Data for this task:
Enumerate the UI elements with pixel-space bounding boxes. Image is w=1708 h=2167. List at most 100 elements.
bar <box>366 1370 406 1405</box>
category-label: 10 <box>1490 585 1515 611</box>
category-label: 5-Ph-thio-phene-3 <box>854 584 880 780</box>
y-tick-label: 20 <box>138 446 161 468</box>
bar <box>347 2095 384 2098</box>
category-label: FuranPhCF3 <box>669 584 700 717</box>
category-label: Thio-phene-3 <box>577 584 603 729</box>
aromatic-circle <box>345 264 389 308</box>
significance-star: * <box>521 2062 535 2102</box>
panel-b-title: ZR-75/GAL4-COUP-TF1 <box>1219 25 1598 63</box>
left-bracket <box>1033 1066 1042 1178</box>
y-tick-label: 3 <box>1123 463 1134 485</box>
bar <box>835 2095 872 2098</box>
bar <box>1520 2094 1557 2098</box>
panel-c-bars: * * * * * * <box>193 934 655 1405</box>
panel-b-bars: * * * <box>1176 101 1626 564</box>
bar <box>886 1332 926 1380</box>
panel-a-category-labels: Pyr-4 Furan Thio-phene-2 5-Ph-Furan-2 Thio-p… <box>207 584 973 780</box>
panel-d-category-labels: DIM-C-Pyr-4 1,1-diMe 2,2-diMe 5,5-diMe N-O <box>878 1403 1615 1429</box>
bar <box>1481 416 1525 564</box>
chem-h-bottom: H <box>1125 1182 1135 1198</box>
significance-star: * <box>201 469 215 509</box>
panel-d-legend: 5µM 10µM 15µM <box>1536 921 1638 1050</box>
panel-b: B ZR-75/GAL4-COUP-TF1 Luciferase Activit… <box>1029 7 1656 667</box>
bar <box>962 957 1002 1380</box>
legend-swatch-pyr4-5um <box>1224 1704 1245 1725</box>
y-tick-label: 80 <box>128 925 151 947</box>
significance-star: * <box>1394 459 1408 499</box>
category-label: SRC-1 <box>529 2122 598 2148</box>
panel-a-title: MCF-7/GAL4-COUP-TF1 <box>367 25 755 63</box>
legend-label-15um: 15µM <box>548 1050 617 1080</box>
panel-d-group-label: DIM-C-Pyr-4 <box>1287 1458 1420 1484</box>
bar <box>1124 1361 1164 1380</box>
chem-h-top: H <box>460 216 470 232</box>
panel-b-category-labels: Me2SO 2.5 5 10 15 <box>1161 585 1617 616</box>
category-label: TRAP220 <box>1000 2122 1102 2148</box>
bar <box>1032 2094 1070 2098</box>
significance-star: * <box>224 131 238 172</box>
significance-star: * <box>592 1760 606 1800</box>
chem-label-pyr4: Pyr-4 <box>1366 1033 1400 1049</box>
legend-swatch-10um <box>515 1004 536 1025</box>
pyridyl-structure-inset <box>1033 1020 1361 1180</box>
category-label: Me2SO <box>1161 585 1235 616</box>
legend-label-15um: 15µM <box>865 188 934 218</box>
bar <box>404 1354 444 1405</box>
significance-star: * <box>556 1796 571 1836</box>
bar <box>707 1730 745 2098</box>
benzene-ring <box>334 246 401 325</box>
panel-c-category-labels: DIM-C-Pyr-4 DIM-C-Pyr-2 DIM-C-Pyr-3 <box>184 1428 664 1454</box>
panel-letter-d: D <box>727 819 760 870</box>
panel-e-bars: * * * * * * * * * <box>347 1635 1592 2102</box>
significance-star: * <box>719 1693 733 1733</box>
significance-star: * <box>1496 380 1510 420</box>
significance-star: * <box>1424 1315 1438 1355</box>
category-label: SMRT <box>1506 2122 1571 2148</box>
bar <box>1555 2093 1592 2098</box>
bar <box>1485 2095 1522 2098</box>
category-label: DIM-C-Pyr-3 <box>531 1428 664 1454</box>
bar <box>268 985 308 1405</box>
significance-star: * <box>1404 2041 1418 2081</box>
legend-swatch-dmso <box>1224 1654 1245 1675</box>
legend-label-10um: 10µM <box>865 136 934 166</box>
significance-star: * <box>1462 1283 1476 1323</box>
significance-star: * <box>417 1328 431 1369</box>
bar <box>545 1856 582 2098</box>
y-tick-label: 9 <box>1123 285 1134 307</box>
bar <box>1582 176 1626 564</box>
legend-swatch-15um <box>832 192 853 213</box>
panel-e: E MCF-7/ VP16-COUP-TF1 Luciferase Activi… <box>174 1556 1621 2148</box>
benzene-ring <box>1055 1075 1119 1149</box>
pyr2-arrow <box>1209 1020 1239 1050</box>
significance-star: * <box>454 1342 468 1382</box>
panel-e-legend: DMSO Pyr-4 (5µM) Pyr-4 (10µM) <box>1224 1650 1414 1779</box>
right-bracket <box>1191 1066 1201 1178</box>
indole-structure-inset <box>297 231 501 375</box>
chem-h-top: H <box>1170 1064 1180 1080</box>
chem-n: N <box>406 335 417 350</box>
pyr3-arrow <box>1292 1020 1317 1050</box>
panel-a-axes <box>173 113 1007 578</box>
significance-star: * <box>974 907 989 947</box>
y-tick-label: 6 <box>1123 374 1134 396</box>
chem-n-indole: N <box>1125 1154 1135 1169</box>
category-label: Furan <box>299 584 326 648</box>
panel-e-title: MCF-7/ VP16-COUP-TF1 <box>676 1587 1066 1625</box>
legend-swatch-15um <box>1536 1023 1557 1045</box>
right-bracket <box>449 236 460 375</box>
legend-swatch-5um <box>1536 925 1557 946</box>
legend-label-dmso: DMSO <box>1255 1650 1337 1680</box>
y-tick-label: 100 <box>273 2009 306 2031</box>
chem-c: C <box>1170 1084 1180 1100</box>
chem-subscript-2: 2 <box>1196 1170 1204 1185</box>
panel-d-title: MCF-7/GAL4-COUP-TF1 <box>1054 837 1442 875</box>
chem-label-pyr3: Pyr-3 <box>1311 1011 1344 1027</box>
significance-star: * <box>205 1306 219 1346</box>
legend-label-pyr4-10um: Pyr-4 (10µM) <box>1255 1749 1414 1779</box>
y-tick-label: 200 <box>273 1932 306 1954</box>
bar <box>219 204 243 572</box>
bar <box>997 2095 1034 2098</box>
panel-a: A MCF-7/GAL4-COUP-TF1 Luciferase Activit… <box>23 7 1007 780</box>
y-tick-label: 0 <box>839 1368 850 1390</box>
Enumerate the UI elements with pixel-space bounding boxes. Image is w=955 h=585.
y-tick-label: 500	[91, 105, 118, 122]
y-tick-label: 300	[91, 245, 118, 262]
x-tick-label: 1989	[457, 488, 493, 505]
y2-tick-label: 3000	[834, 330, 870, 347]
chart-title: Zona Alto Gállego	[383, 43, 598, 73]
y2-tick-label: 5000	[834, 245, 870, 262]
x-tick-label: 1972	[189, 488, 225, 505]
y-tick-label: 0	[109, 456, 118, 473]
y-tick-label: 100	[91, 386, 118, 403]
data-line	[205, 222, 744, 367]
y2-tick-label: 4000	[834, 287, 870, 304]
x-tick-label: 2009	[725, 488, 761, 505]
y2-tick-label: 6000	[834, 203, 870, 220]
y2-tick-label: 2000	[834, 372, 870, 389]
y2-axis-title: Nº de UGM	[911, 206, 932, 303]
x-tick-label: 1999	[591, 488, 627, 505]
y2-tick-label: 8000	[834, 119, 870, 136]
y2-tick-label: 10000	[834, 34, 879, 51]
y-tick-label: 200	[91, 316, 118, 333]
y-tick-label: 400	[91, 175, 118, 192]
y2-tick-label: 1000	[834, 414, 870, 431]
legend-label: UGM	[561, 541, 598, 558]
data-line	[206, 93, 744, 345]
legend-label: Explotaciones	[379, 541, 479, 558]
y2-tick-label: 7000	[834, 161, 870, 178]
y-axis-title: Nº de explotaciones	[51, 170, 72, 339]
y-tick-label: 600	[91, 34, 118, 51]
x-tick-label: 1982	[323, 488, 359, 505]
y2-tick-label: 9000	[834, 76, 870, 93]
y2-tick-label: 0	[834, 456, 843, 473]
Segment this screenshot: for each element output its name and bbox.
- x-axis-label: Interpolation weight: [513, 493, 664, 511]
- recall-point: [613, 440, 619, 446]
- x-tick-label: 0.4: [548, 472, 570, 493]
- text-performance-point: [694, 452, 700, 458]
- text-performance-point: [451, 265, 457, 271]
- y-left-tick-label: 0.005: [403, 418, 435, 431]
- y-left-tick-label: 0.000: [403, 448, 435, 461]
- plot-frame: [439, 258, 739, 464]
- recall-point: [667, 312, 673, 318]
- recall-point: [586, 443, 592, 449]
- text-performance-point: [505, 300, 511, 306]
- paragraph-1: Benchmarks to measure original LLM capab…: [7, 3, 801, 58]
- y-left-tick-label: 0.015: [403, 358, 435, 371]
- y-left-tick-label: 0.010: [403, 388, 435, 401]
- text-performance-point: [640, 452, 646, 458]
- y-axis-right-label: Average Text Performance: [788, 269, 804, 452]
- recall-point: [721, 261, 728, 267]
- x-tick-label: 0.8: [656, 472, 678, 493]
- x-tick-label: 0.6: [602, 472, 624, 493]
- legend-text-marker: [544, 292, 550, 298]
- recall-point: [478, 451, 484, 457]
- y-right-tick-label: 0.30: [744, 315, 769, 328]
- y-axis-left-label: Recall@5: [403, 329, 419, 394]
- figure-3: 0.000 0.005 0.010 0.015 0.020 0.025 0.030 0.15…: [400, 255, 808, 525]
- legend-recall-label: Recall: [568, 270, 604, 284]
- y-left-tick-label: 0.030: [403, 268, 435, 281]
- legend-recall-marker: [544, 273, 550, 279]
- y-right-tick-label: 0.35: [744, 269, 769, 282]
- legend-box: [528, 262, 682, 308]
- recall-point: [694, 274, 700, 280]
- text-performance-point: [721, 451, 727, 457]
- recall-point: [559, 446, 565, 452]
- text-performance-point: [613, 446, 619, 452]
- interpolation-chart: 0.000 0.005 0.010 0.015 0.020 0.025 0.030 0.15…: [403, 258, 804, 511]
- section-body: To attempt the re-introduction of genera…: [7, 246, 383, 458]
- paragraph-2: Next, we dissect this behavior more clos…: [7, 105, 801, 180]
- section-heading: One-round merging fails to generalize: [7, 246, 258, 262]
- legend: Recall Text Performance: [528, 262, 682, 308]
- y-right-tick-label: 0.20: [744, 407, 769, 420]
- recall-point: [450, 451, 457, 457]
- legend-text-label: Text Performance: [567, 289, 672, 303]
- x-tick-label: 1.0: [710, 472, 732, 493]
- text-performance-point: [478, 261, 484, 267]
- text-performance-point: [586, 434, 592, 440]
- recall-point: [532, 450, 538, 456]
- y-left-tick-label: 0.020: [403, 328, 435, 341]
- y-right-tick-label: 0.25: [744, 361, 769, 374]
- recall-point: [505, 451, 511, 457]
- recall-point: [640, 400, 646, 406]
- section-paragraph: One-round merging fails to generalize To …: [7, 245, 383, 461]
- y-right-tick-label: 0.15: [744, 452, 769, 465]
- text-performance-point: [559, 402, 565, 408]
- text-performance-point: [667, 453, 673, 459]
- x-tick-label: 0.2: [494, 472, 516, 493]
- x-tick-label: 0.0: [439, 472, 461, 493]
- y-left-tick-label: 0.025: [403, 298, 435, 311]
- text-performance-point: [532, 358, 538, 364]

Task statement:
Can you copy out, word for word, the lines above from the very first one through the line containing "y-tick-label: 80 <box>128 925 151 947</box>", with both ends included?

Final result:
Enumerate the UI elements with pixel-space bounding boxes. Image is w=1708 h=2167. List at most 100 elements.
bar <box>366 1370 406 1405</box>
category-label: 10 <box>1490 585 1515 611</box>
category-label: 5-Ph-thio-phene-3 <box>854 584 880 780</box>
y-tick-label: 20 <box>138 446 161 468</box>
bar <box>347 2095 384 2098</box>
category-label: FuranPhCF3 <box>669 584 700 717</box>
category-label: Thio-phene-3 <box>577 584 603 729</box>
aromatic-circle <box>345 264 389 308</box>
significance-star: * <box>521 2062 535 2102</box>
panel-b-title: ZR-75/GAL4-COUP-TF1 <box>1219 25 1598 63</box>
left-bracket <box>1033 1066 1042 1178</box>
y-tick-label: 3 <box>1123 463 1134 485</box>
bar <box>835 2095 872 2098</box>
bar <box>1520 2094 1557 2098</box>
panel-c-bars: * * * * * * <box>193 934 655 1405</box>
panel-b-bars: * * * <box>1176 101 1626 564</box>
bar <box>886 1332 926 1380</box>
panel-a-category-labels: Pyr-4 Furan Thio-phene-2 5-Ph-Furan-2 Thio-p… <box>207 584 973 780</box>
panel-d-category-labels: DIM-C-Pyr-4 1,1-diMe 2,2-diMe 5,5-diMe N-O <box>878 1403 1615 1429</box>
bar <box>1481 416 1525 564</box>
chem-h-bottom: H <box>1125 1182 1135 1198</box>
significance-star: * <box>201 469 215 509</box>
panel-d-legend: 5µM 10µM 15µM <box>1536 921 1638 1050</box>
panel-b: B ZR-75/GAL4-COUP-TF1 Luciferase Activit… <box>1029 7 1656 667</box>
bar <box>962 957 1002 1380</box>
legend-swatch-pyr4-5um <box>1224 1704 1245 1725</box>
y-tick-label: 80 <box>128 925 151 947</box>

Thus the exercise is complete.